#### WHAT YOU SHOULD DO
Note each line of the listing that contains the string "this", and copy it.
-- start of DATA EXTRACT --
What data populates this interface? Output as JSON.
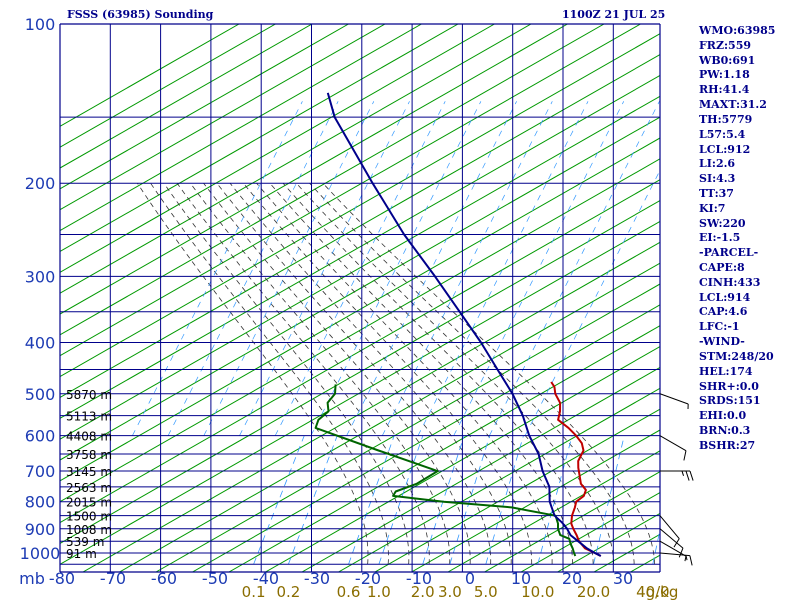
{
  "chart_data": {
    "type": "skew-t",
    "title": "FSSS (63985) Sounding",
    "datetime": "1100Z 21 JUL 25",
    "axes": {
      "pressure_unit": "mb",
      "pressure_ticks": [
        "100",
        "200",
        "300",
        "400",
        "500",
        "600",
        "700",
        "800",
        "900",
        "1000"
      ],
      "pressure_range": [
        100,
        1050
      ],
      "pressure_scale": "log",
      "temperature_ticks": [
        "-80",
        "-70",
        "-60",
        "-50",
        "-40",
        "-30",
        "-20",
        "-10",
        "0",
        "10",
        "20",
        "30"
      ],
      "mixing_ratio_unit": "g/kg",
      "mixing_ratio_ticks": [
        0.1,
        0.2,
        0.6,
        1.0,
        2.0,
        3.0,
        5.0,
        10.0,
        20.0,
        40.0
      ],
      "mixing_ratio_labels": [
        "0.1",
        "0.2",
        "0.6",
        "1.0",
        "2.0",
        "3.0",
        "5.0",
        "10.0",
        "20.0",
        "40.0"
      ]
    },
    "heights": [
      {
        "p": 500,
        "label": "5870 m"
      },
      {
        "p": 550,
        "label": "5113 m"
      },
      {
        "p": 600,
        "label": "4408 m"
      },
      {
        "p": 650,
        "label": "3758 m"
      },
      {
        "p": 700,
        "label": "3145 m"
      },
      {
        "p": 750,
        "label": "2563 m"
      },
      {
        "p": 800,
        "label": "2015 m"
      },
      {
        "p": 850,
        "label": "1500 m"
      },
      {
        "p": 900,
        "label": "1008 m"
      },
      {
        "p": 950,
        "label": "539 m"
      },
      {
        "p": 1000,
        "label": "91 m"
      }
    ],
    "series": [
      {
        "color": "#c00000",
        "points": [
          [
            1013,
            26
          ],
          [
            1000,
            24.5
          ],
          [
            980,
            22
          ],
          [
            950,
            20
          ],
          [
            925,
            18.8
          ],
          [
            900,
            17.4
          ],
          [
            880,
            16.4
          ],
          [
            850,
            15.6
          ],
          [
            820,
            15.2
          ],
          [
            800,
            14.8
          ],
          [
            780,
            15.6
          ],
          [
            760,
            15.3
          ],
          [
            740,
            13.6
          ],
          [
            710,
            12.2
          ],
          [
            690,
            11.2
          ],
          [
            670,
            10.4
          ],
          [
            640,
            10.2
          ],
          [
            620,
            9.0
          ],
          [
            600,
            7.0
          ],
          [
            580,
            4.6
          ],
          [
            560,
            1.6
          ],
          [
            540,
            1.0
          ],
          [
            520,
            0.0
          ],
          [
            500,
            -2.0
          ],
          [
            485,
            -3.0
          ],
          [
            475,
            -4.2
          ]
        ]
      },
      {
        "color": "#006400",
        "points": [
          [
            1013,
            21
          ],
          [
            1000,
            20.4
          ],
          [
            980,
            19.6
          ],
          [
            960,
            18.6
          ],
          [
            940,
            17.8
          ],
          [
            925,
            15.6
          ],
          [
            900,
            14.4
          ],
          [
            880,
            13.8
          ],
          [
            850,
            12.4
          ],
          [
            820,
            2.8
          ],
          [
            800,
            -11.2
          ],
          [
            780,
            -21.8
          ],
          [
            765,
            -21.8
          ],
          [
            740,
            -18.6
          ],
          [
            700,
            -16.0
          ],
          [
            640,
            -30.0
          ],
          [
            580,
            -45.0
          ],
          [
            560,
            -45.4
          ],
          [
            540,
            -44.4
          ],
          [
            520,
            -45.6
          ],
          [
            500,
            -45.2
          ],
          [
            480,
            -46.2
          ]
        ]
      },
      {
        "color": "#00008b",
        "points": [
          [
            1013,
            26
          ],
          [
            1000,
            24.5
          ],
          [
            980,
            22.4
          ],
          [
            950,
            19.8
          ],
          [
            925,
            17.6
          ],
          [
            900,
            16.2
          ],
          [
            875,
            14.4
          ],
          [
            850,
            12.2
          ],
          [
            800,
            9.6
          ],
          [
            750,
            7.8
          ],
          [
            700,
            4.6
          ],
          [
            650,
            1.8
          ],
          [
            600,
            -2.2
          ],
          [
            550,
            -5.8
          ],
          [
            500,
            -10.4
          ],
          [
            450,
            -16.2
          ],
          [
            400,
            -22.6
          ],
          [
            350,
            -30.4
          ],
          [
            300,
            -39.4
          ],
          [
            250,
            -50.4
          ],
          [
            200,
            -62.6
          ],
          [
            150,
            -77.8
          ],
          [
            135,
            -82
          ]
        ]
      }
    ],
    "winds": [
      {
        "p": 1000,
        "dir": 95,
        "speed": 15
      },
      {
        "p": 950,
        "dir": 120,
        "speed": 5
      },
      {
        "p": 900,
        "dir": 130,
        "speed": 10
      },
      {
        "p": 850,
        "dir": 140,
        "speed": 10
      },
      {
        "p": 700,
        "dir": 90,
        "speed": 25
      },
      {
        "p": 600,
        "dir": 120,
        "speed": 10
      },
      {
        "p": 500,
        "dir": 110,
        "speed": 5
      }
    ],
    "indices": [
      "WMO:63985",
      "FRZ:559",
      "WB0:691",
      "PW:1.18",
      "RH:41.4",
      "MAXT:31.2",
      "TH:5779",
      "L57:5.4",
      "LCL:912",
      "LI:2.6",
      "SI:4.3",
      "TT:37",
      "KI:7",
      "SW:220",
      "EI:-1.5",
      "-PARCEL-",
      "CAPE:8",
      "CINH:433",
      "LCL:914",
      "CAP:4.6",
      "LFC:-1",
      "-WIND-",
      "STM:248/20",
      "HEL:174",
      "SHR+:0.0",
      "SRDS:151",
      "EHI:0.0",
      "BRN:0.3",
      "BSHR:27"
    ],
    "grid": true
  },
  "colors": {
    "isobar": "#00008b",
    "dry_adiabat": "#009900",
    "moist_adiabat": "#333333",
    "mixing_ratio": "#3399ff",
    "axis_text": "#1e3cb4",
    "mixing_text": "#8a6d00"
  }
}
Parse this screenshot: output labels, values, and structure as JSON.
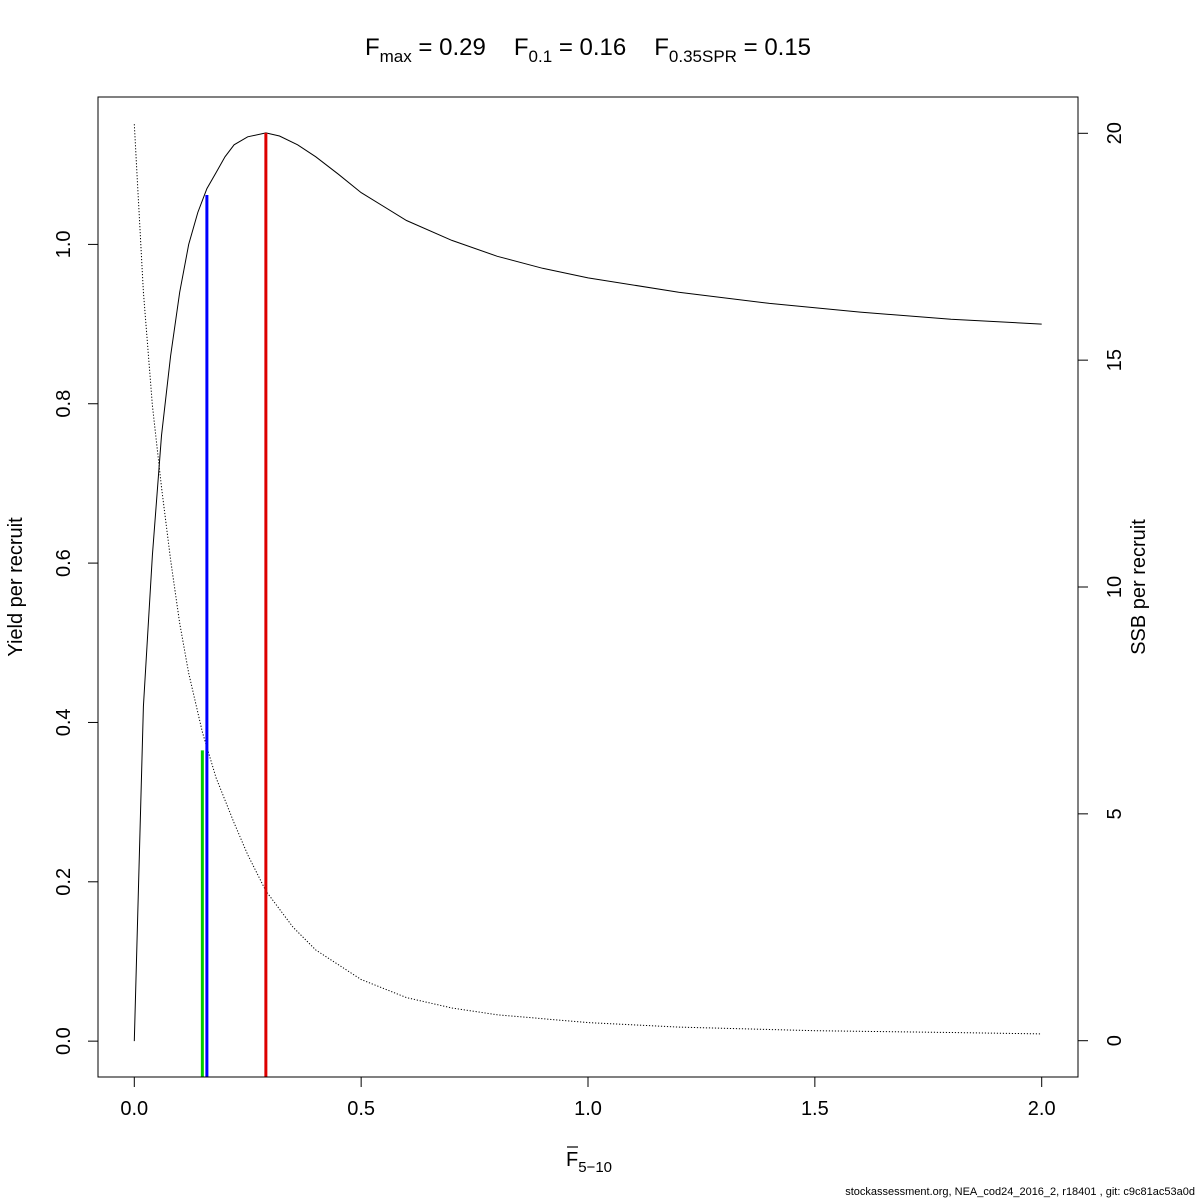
{
  "chart_data": {
    "type": "line",
    "title_parts": [
      {
        "main": "F",
        "sub": "max",
        "eq": " = ",
        "value": "0.29"
      },
      {
        "main": "F",
        "sub": "0.1",
        "eq": " = ",
        "value": "0.16"
      },
      {
        "main": "F",
        "sub": "0.35SPR",
        "eq": " = ",
        "value": "0.15"
      }
    ],
    "xlabel_main": "F",
    "xlabel_sub": "5−10",
    "ylabel_left": "Yield per recruit",
    "ylabel_right": "SSB per recruit",
    "footer": "stockassessment.org, NEA_cod24_2016_2, r18401 , git: c9c81ac53a0d",
    "xlim": [
      -0.08,
      2.08
    ],
    "ylim_left": [
      -0.045,
      1.185
    ],
    "ylim_right": [
      -0.8,
      20.8
    ],
    "x_ticks": [
      0.0,
      0.5,
      1.0,
      1.5,
      2.0
    ],
    "x_tick_labels": [
      "0.0",
      "0.5",
      "1.0",
      "1.5",
      "2.0"
    ],
    "y_left_ticks": [
      0.0,
      0.2,
      0.4,
      0.6,
      0.8,
      1.0
    ],
    "y_left_tick_labels": [
      "0.0",
      "0.2",
      "0.4",
      "0.6",
      "0.8",
      "1.0"
    ],
    "y_right_ticks": [
      0,
      5,
      10,
      15,
      20
    ],
    "y_right_tick_labels": [
      "0",
      "5",
      "10",
      "15",
      "20"
    ],
    "series": [
      {
        "axis": "left",
        "style": "solid",
        "color": "#000000",
        "x": [
          0.0,
          0.02,
          0.04,
          0.06,
          0.08,
          0.1,
          0.12,
          0.14,
          0.16,
          0.18,
          0.2,
          0.22,
          0.25,
          0.29,
          0.32,
          0.36,
          0.4,
          0.45,
          0.5,
          0.6,
          0.7,
          0.8,
          0.9,
          1.0,
          1.2,
          1.4,
          1.6,
          1.8,
          2.0
        ],
        "y": [
          0.0,
          0.42,
          0.61,
          0.76,
          0.86,
          0.94,
          1.0,
          1.04,
          1.07,
          1.09,
          1.11,
          1.125,
          1.135,
          1.14,
          1.136,
          1.125,
          1.11,
          1.088,
          1.065,
          1.03,
          1.005,
          0.985,
          0.97,
          0.958,
          0.94,
          0.926,
          0.915,
          0.906,
          0.9
        ]
      },
      {
        "axis": "right",
        "style": "dotted",
        "color": "#000000",
        "x": [
          0.0,
          0.02,
          0.04,
          0.06,
          0.08,
          0.1,
          0.12,
          0.15,
          0.18,
          0.22,
          0.25,
          0.29,
          0.35,
          0.4,
          0.5,
          0.6,
          0.7,
          0.8,
          1.0,
          1.2,
          1.5,
          1.8,
          2.0
        ],
        "y": [
          20.2,
          16.5,
          14.0,
          12.2,
          10.6,
          9.2,
          8.1,
          6.8,
          5.8,
          4.8,
          4.1,
          3.3,
          2.5,
          2.0,
          1.35,
          0.95,
          0.72,
          0.57,
          0.4,
          0.3,
          0.22,
          0.18,
          0.15
        ]
      }
    ],
    "reference_lines": [
      {
        "name": "F0.35SPR",
        "x": 0.15,
        "y_top_left": 0.365,
        "color": "#00cc00"
      },
      {
        "name": "F0.1",
        "x": 0.16,
        "y_top_left": 1.062,
        "color": "#0000ff"
      },
      {
        "name": "Fmax",
        "x": 0.29,
        "y_top_left": 1.14,
        "color": "#dd0000"
      }
    ]
  }
}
-- end of DATA EXTRACT --
#### WRITTEN RESPONSE
What data populates this interface? Output as JSON.
Parse this screenshot: output labels, values, and structure as JSON.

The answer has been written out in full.